▶ **DATASET**:
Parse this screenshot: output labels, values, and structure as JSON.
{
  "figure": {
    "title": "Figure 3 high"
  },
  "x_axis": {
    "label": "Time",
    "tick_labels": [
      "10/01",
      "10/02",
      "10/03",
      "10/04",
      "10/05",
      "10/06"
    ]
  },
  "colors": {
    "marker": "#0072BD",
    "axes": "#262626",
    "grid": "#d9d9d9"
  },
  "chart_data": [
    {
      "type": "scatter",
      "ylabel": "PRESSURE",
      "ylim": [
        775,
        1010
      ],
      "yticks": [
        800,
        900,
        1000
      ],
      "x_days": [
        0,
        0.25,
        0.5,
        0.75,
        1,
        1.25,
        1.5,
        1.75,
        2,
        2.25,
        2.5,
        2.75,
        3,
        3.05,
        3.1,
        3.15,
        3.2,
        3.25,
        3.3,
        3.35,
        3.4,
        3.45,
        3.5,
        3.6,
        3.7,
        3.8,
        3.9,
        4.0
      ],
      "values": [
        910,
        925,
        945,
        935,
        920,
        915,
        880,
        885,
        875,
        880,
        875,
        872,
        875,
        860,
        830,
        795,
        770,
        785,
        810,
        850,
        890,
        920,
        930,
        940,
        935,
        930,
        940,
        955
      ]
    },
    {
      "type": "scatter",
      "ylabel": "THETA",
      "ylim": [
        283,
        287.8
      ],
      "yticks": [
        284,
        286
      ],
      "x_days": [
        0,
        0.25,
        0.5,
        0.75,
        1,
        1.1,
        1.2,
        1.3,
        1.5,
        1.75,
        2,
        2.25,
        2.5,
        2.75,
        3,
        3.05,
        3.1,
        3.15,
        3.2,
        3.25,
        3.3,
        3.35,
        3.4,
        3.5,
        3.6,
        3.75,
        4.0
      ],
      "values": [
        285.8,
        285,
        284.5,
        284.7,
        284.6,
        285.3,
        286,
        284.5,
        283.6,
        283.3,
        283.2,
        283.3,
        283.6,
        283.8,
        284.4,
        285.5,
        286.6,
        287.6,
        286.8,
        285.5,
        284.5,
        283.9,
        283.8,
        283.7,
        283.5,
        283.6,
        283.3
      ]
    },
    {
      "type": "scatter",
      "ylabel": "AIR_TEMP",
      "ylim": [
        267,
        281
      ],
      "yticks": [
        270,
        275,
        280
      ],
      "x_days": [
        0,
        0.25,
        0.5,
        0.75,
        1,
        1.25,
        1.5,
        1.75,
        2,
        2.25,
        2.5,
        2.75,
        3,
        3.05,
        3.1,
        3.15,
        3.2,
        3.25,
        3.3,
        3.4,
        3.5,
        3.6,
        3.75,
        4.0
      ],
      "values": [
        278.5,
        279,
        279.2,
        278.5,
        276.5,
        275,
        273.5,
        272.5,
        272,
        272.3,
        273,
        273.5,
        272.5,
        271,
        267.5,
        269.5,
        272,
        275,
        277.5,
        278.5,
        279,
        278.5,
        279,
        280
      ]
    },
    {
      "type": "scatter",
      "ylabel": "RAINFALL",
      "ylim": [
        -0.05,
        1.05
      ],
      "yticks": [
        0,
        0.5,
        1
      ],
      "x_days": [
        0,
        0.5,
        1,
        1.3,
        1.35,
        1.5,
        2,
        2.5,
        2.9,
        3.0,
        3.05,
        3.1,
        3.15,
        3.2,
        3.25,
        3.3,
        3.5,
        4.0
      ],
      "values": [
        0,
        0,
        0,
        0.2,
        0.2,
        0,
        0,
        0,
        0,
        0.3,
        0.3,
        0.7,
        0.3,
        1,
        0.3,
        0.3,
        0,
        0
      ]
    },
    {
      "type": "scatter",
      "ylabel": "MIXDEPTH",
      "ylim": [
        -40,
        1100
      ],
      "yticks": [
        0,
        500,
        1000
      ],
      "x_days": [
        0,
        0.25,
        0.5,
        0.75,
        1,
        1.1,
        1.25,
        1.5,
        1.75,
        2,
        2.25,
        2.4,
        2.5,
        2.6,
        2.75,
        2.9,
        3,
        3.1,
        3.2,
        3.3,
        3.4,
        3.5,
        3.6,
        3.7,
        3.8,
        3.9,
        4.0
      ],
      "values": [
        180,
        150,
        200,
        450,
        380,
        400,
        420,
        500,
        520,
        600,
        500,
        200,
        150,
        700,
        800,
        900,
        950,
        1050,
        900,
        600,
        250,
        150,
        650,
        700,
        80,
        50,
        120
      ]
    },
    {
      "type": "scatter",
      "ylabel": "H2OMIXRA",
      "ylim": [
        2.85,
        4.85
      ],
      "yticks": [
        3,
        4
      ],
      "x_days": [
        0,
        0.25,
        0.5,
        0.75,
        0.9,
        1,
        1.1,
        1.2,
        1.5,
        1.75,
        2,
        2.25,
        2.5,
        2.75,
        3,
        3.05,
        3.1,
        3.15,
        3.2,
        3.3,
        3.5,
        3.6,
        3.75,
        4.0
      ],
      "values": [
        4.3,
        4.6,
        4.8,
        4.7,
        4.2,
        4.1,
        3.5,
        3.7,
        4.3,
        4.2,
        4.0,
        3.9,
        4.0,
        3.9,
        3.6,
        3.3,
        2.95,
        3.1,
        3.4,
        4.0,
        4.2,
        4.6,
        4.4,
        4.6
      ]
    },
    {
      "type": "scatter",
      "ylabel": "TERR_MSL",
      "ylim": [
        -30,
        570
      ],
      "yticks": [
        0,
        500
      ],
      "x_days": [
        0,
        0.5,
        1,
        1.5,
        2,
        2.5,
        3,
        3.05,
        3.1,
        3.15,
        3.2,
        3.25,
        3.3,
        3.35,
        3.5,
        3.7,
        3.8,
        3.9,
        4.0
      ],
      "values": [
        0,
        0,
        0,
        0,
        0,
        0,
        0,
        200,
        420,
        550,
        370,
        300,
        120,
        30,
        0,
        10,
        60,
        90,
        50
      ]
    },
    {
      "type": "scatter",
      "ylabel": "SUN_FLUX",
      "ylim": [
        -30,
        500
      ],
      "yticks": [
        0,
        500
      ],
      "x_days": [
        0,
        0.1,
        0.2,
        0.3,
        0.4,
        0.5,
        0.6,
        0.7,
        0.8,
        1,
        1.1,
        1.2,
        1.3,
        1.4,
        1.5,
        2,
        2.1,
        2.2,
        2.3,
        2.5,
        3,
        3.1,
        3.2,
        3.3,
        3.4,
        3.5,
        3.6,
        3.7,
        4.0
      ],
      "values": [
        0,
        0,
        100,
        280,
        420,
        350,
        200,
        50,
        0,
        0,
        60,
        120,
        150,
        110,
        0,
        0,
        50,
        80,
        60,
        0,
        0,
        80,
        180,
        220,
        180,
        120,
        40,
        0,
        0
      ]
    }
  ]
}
==
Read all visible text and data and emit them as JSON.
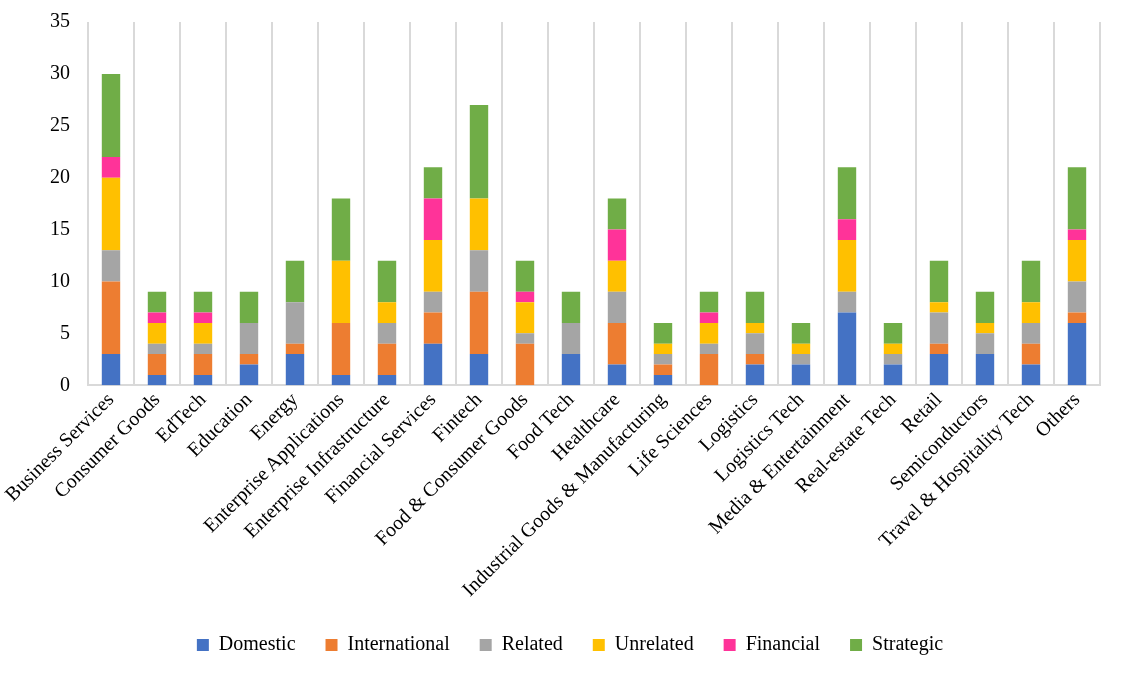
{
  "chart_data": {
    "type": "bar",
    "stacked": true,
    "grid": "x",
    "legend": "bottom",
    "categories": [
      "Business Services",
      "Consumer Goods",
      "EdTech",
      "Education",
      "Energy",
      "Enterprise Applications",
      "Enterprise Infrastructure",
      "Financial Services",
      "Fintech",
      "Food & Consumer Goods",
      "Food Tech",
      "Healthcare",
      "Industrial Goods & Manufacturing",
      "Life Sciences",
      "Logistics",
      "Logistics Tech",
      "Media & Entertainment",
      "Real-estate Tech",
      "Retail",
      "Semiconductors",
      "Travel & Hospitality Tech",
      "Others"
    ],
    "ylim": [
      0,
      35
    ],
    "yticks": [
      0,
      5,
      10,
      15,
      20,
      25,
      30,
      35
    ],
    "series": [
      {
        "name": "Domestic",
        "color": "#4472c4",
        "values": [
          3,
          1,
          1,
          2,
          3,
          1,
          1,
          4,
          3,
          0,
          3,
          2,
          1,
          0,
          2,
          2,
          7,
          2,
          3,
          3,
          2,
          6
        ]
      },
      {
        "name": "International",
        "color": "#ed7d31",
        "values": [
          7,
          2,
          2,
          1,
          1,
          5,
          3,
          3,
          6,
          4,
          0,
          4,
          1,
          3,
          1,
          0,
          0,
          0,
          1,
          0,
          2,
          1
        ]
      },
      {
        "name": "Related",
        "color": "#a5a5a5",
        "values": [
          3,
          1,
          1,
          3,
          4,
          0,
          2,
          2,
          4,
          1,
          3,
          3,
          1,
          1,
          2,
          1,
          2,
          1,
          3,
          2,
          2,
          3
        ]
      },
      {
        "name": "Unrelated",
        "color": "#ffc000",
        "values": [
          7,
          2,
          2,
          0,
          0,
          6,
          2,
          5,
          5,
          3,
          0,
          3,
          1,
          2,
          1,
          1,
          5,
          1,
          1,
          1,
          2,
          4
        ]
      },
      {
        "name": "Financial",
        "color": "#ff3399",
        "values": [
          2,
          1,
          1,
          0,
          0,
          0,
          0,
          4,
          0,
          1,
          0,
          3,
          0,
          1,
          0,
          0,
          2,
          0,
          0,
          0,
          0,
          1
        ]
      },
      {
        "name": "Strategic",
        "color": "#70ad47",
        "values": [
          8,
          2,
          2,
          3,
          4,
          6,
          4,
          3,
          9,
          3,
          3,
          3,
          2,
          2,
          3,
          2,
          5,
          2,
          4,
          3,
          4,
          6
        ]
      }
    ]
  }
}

▶ **REQUIREMENT**:
All lines holding the word "Goods" should be picked out and copied.

▶ **THE RESULT**:
      "Consumer Goods",
      "Food & Consumer Goods",
      "Industrial Goods & Manufacturing",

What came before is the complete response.